From the entries below, copy every line where the string "мощности" appears.

---------- RECORDS TO USE ----------

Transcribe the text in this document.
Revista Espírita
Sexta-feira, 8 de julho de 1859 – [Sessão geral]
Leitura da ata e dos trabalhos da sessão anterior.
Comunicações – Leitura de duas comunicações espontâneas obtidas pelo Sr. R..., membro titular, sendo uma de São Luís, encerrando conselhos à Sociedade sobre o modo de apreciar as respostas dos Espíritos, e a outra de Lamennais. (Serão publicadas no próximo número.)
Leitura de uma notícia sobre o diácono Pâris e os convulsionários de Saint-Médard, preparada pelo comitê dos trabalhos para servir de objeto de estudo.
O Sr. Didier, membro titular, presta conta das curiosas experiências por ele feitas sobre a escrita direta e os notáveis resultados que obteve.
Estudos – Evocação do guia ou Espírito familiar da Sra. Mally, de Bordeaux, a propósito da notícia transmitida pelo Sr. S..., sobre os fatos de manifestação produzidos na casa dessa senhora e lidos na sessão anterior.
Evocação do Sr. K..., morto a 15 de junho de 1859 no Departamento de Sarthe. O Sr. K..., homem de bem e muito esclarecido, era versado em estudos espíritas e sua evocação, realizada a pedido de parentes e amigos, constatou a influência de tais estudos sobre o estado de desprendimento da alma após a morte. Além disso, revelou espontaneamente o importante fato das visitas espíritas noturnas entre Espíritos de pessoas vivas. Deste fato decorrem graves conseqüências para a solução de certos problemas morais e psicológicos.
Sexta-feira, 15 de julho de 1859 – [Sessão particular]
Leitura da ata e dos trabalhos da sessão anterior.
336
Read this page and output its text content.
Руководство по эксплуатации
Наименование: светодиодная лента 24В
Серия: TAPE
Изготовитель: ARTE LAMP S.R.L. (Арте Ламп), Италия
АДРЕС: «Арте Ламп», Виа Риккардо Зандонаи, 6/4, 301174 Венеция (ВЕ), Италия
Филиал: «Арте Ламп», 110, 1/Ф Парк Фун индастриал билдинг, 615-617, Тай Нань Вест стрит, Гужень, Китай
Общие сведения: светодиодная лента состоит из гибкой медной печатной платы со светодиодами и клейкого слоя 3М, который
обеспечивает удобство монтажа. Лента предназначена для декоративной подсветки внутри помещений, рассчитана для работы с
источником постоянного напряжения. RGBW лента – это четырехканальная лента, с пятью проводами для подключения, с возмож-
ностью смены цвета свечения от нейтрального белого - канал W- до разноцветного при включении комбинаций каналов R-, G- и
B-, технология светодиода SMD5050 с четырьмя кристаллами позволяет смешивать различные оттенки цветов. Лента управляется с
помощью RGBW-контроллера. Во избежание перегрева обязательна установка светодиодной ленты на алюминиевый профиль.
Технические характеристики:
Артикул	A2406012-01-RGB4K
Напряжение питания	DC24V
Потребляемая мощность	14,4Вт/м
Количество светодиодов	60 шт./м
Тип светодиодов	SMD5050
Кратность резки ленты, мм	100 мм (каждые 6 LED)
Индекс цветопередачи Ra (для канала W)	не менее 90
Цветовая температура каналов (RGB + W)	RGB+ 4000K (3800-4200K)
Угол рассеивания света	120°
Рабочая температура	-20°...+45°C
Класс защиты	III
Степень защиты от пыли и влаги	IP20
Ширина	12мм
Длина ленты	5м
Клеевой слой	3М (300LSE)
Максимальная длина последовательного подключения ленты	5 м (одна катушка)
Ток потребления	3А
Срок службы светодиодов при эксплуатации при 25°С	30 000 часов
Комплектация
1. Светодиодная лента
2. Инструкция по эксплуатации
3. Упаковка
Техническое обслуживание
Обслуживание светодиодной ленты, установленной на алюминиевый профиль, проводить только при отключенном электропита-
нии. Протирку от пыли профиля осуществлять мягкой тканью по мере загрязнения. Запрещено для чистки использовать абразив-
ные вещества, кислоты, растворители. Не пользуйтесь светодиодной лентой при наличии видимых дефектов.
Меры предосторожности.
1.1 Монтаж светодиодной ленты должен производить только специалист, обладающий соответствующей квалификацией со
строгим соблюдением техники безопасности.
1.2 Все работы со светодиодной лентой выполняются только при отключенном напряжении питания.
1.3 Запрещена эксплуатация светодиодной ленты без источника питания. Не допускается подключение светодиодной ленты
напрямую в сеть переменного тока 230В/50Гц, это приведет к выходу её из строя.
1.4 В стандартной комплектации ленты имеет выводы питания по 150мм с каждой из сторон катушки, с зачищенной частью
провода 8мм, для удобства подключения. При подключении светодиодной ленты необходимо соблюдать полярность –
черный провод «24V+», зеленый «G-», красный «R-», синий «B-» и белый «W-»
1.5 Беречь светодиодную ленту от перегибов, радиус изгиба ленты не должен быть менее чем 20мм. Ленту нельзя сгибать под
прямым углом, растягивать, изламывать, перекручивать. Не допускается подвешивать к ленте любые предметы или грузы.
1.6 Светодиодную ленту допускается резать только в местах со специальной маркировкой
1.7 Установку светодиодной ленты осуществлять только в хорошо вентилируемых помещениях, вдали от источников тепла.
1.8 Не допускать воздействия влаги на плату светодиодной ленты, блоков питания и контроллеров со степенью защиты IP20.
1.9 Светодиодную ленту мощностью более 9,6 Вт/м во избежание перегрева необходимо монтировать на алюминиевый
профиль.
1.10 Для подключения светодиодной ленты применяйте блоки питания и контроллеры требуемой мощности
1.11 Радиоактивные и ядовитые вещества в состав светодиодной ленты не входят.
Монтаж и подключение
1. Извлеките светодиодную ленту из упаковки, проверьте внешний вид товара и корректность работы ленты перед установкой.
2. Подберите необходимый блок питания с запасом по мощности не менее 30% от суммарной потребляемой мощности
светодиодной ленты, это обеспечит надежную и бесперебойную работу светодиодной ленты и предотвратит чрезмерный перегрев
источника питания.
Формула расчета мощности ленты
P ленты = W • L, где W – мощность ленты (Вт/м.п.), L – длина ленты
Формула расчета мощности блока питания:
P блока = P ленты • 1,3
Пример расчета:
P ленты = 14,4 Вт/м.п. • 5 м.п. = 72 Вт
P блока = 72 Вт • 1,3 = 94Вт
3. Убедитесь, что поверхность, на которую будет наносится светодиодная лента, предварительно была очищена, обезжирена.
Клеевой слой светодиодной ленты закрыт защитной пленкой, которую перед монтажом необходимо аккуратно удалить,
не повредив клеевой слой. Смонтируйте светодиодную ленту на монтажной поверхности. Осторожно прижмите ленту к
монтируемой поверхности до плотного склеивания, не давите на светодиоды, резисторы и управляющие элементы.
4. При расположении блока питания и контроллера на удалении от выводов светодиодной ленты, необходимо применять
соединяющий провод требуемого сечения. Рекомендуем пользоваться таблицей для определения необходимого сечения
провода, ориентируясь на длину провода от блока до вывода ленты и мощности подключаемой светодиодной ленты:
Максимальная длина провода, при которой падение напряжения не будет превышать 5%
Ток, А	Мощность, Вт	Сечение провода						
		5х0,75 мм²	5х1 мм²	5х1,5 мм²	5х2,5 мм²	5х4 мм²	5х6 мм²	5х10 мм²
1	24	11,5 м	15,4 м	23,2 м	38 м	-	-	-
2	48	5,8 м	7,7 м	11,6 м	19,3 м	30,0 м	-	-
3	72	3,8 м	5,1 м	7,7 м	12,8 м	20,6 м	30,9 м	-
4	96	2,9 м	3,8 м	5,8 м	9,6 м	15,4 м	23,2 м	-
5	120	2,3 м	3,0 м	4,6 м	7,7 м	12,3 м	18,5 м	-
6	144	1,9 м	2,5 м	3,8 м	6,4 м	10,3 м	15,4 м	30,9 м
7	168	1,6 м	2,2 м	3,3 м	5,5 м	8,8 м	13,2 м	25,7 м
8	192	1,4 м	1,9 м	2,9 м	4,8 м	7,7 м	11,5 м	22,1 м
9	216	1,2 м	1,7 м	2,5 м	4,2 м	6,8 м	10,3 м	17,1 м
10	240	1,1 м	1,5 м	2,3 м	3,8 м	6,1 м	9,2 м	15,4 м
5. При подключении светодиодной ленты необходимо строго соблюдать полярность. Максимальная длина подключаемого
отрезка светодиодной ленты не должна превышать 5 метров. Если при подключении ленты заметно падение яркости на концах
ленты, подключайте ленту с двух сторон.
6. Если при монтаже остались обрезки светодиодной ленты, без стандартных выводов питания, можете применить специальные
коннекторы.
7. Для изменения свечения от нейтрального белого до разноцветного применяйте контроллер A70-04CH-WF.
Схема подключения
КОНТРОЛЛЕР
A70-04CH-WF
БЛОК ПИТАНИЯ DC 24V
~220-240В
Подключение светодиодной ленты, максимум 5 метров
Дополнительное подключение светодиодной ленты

----------

TASK OUTPUT:
1.10 Для подключения светодиодной ленты применяйте блоки питания и контроллеры требуемой мощности
2. Подберите необходимый блок питания с запасом по мощности не менее 30% от суммарной потребляемой мощности
Формула расчета мощности ленты
Формула расчета мощности блока питания:
провода, ориентируясь на длину провода от блока до вывода ленты и мощности подключаемой светодиодной ленты:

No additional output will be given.